**Fragmento del texto:**
+===+
Antonio modula el tono de repente, sin querer, con una ternura infinita y casi ilógica, la del pobre acostumbrado a tomar decisiones vitales en un microsegundo y obligado a sobrevivir a ellas por encima de toda aspereza.
– Si llega a estar de menos nos hubiéramos planteado no tenerlo, que Dios me perdone, pero ahora, con cuatro meses, que se ve en la ecografía con sus manitas, el corazón latiendo…
La parca naturalidad de su discurso me emociona, desde las entrañas. “¿Que Dios me perdone?” Mi fuero interno insulta entonces de manera preliminar a ciertos estudiosos de religiones socialmente caducas quienes, como necios mocosos consentidos, rellenan panfletos cargados de prejuicios y de moralina absurda y osan ejecutar penas de excomunión sobre situaciones que no van a experimentar en su vida. La conciencia está por encima de cualquier norma de obligado cumplimiento, Antonio lo sabe, con la verdad que otorga la experiencia, y si hace un mes hubieran decidido abortar ¿quién se arrogaría la dignidad suficiente para señalarles con el dedo?
– Dios tiene otras preocupaciones más gordas, fijo -le suelto con un convencimiento sin duda digno también de excomunión-. ¿Y por qué no habéis puesto medios, leches?
Antonio retuerce la cara, se convierte en un aspaviento andante y sus gestos parecen una oda a la desesperación.
– Si Rocío tomaba pastillas, pero parece ser que el tratamiento para la depresión ha contrarrestado los efectos de los anticonceptivos.
Mi rostro desencajado y mi mandíbula inferior descolgada en un espasmo de natural solidaridad se funden con los versos de la oda desesperada de Antonio, quien se encoge de hombros con cara de ignorancia supina.
+===+
**Datos de detección de la estructura de documentos:**
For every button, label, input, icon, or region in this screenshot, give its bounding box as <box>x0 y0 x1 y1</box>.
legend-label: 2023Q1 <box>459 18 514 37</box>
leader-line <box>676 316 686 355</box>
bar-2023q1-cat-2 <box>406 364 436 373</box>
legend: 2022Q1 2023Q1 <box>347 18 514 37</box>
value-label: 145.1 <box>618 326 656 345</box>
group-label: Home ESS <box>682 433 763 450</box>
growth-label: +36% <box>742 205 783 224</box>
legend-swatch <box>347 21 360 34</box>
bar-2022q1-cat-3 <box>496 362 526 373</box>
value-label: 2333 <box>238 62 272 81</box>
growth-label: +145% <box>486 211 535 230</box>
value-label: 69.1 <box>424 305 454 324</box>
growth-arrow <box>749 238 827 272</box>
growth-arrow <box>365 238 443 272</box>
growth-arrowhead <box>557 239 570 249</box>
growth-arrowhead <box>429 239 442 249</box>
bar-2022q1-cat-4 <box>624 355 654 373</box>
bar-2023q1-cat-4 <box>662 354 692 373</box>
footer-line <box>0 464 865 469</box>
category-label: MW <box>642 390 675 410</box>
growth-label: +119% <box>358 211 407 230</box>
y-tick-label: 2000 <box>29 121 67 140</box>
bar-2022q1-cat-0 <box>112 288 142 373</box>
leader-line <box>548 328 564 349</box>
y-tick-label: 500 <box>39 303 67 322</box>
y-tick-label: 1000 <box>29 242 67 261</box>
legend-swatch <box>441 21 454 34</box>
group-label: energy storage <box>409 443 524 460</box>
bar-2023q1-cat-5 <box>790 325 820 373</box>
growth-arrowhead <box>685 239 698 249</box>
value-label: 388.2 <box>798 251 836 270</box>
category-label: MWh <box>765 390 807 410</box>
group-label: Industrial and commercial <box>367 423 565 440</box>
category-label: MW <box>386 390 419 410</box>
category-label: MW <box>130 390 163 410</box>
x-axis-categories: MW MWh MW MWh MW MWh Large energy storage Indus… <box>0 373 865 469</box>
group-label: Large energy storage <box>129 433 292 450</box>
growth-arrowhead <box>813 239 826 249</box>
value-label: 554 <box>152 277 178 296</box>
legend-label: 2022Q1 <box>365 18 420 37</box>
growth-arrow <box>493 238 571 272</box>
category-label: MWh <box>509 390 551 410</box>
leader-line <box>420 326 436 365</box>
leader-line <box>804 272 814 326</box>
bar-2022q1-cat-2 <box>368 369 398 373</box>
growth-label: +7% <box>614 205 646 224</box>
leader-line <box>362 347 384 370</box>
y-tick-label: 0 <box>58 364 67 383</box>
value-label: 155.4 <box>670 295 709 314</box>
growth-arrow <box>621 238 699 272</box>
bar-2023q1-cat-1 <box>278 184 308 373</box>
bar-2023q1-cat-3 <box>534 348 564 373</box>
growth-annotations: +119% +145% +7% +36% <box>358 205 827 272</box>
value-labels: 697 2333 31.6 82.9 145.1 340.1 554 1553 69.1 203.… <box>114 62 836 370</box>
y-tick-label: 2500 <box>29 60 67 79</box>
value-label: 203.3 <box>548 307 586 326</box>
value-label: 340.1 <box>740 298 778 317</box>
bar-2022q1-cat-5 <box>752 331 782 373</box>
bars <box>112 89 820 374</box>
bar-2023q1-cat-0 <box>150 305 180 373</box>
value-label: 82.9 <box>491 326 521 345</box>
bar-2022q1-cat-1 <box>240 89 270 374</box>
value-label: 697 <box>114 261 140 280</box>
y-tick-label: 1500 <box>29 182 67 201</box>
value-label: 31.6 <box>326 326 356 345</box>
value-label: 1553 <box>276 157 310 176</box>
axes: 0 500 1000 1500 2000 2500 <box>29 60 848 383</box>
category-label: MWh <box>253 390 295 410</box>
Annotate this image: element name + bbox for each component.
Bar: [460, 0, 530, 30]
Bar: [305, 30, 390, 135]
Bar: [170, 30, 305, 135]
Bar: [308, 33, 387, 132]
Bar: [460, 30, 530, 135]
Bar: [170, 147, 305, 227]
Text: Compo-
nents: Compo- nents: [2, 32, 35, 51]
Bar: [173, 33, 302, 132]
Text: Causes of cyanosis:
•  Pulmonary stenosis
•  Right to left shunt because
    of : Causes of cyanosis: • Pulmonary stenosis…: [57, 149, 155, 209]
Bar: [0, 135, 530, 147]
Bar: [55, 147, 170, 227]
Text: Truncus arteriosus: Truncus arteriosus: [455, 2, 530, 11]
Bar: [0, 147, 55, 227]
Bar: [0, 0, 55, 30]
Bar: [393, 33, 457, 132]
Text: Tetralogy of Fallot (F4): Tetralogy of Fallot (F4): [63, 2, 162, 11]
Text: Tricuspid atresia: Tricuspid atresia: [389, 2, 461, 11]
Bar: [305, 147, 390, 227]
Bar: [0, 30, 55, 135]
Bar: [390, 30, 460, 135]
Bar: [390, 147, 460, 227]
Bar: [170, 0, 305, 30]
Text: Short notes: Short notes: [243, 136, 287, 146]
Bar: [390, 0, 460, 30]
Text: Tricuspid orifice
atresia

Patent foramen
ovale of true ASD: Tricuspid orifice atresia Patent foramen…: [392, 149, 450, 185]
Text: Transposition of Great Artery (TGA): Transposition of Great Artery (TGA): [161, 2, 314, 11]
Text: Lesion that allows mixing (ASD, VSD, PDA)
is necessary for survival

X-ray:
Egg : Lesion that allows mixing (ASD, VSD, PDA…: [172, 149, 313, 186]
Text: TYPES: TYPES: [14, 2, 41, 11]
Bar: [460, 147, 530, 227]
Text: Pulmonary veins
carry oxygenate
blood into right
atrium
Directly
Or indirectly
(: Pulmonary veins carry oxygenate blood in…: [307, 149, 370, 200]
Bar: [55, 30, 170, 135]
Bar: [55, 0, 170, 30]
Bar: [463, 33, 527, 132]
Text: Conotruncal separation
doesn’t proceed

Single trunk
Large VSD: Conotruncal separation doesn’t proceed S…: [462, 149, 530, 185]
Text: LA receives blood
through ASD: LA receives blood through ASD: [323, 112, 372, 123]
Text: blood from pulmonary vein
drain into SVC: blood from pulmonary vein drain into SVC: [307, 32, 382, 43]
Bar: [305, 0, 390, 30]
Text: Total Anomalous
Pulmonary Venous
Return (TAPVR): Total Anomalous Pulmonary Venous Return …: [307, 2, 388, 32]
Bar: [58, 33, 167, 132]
+===+
**Tarea pendiente A:**
Según el fragmento, ¿qué contrarrestó los efectos de los anticonceptivos?
**Tarea pendiente B:**
Reproduce el fragmento completo desde "Antonio retuerce la" hasta "de los anticonceptivos.".
Los registros provienen de otra fuente.

**Solución detallada A:**
El tratamiento para la depresión.

**Solución detallada B:**
Antonio retuerce la cara, se convierte en un aspaviento andante y sus gestos parecen una oda a la desesperación.
– Si Rocío tomaba pastillas, pero parece ser que el tratamiento para la depresión ha contrarrestado los efectos de los anticonceptivos.